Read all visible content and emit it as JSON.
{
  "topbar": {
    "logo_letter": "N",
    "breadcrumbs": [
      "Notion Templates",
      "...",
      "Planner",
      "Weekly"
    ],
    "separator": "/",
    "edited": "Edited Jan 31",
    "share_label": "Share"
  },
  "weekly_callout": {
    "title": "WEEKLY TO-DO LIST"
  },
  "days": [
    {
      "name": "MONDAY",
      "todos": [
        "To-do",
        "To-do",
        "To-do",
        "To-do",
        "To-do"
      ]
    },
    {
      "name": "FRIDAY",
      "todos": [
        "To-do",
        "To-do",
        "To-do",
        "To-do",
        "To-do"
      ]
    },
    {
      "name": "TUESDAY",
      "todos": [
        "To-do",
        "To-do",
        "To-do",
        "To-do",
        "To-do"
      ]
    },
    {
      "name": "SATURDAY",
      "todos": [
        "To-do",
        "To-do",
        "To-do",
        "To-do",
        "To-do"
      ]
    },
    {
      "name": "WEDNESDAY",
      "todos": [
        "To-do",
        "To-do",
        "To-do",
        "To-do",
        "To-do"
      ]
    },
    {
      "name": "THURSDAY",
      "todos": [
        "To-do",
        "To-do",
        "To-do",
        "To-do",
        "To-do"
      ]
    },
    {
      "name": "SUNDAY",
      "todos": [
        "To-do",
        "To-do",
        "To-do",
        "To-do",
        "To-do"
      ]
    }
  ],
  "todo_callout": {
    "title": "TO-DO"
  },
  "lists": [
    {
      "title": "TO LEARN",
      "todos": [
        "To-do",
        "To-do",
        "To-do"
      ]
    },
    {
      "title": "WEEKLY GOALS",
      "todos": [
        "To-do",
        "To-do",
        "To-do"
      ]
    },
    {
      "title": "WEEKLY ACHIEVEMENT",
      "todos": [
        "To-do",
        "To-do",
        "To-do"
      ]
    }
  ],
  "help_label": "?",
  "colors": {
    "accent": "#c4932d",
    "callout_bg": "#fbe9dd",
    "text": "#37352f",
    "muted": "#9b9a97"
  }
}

TASK: Produce a verbatim transcription of the entries above.

RESULT OF THE EXERCISE:
Read all visible content and emit it as JSON.
{
  "topbar": {
    "logo_letter": "N",
    "breadcrumbs": [
      "Notion Templates",
      "...",
      "Planner",
      "Weekly"
    ],
    "separator": "/",
    "edited": "Edited Jan 31",
    "share_label": "Share"
  },
  "weekly_callout": {
    "title": "WEEKLY TO-DO LIST"
  },
  "days": [
    {
      "name": "MONDAY",
      "todos": [
        "To-do",
        "To-do",
        "To-do",
        "To-do",
        "To-do"
      ]
    },
    {
      "name": "FRIDAY",
      "todos": [
        "To-do",
        "To-do",
        "To-do",
        "To-do",
        "To-do"
      ]
    },
    {
      "name": "TUESDAY",
      "todos": [
        "To-do",
        "To-do",
        "To-do",
        "To-do",
        "To-do"
      ]
    },
    {
      "name": "SATURDAY",
      "todos": [
        "To-do",
        "To-do",
        "To-do",
        "To-do",
        "To-do"
      ]
    },
    {
      "name": "WEDNESDAY",
      "todos": [
        "To-do",
        "To-do",
        "To-do",
        "To-do",
        "To-do"
      ]
    },
    {
      "name": "THURSDAY",
      "todos": [
        "To-do",
        "To-do",
        "To-do",
        "To-do",
        "To-do"
      ]
    },
    {
      "name": "SUNDAY",
      "todos": [
        "To-do",
        "To-do",
        "To-do",
        "To-do",
        "To-do"
      ]
    }
  ],
  "todo_callout": {
    "title": "TO-DO"
  },
  "lists": [
    {
      "title": "TO LEARN",
      "todos": [
        "To-do",
        "To-do",
        "To-do"
      ]
    },
    {
      "title": "WEEKLY GOALS",
      "todos": [
        "To-do",
        "To-do",
        "To-do"
      ]
    },
    {
      "title": "WEEKLY ACHIEVEMENT",
      "todos": [
        "To-do",
        "To-do",
        "To-do"
      ]
    }
  ],
  "help_label": "?",
  "colors": {
    "accent": "#c4932d",
    "callout_bg": "#fbe9dd",
    "text": "#37352f",
    "muted": "#9b9a97"
  }
}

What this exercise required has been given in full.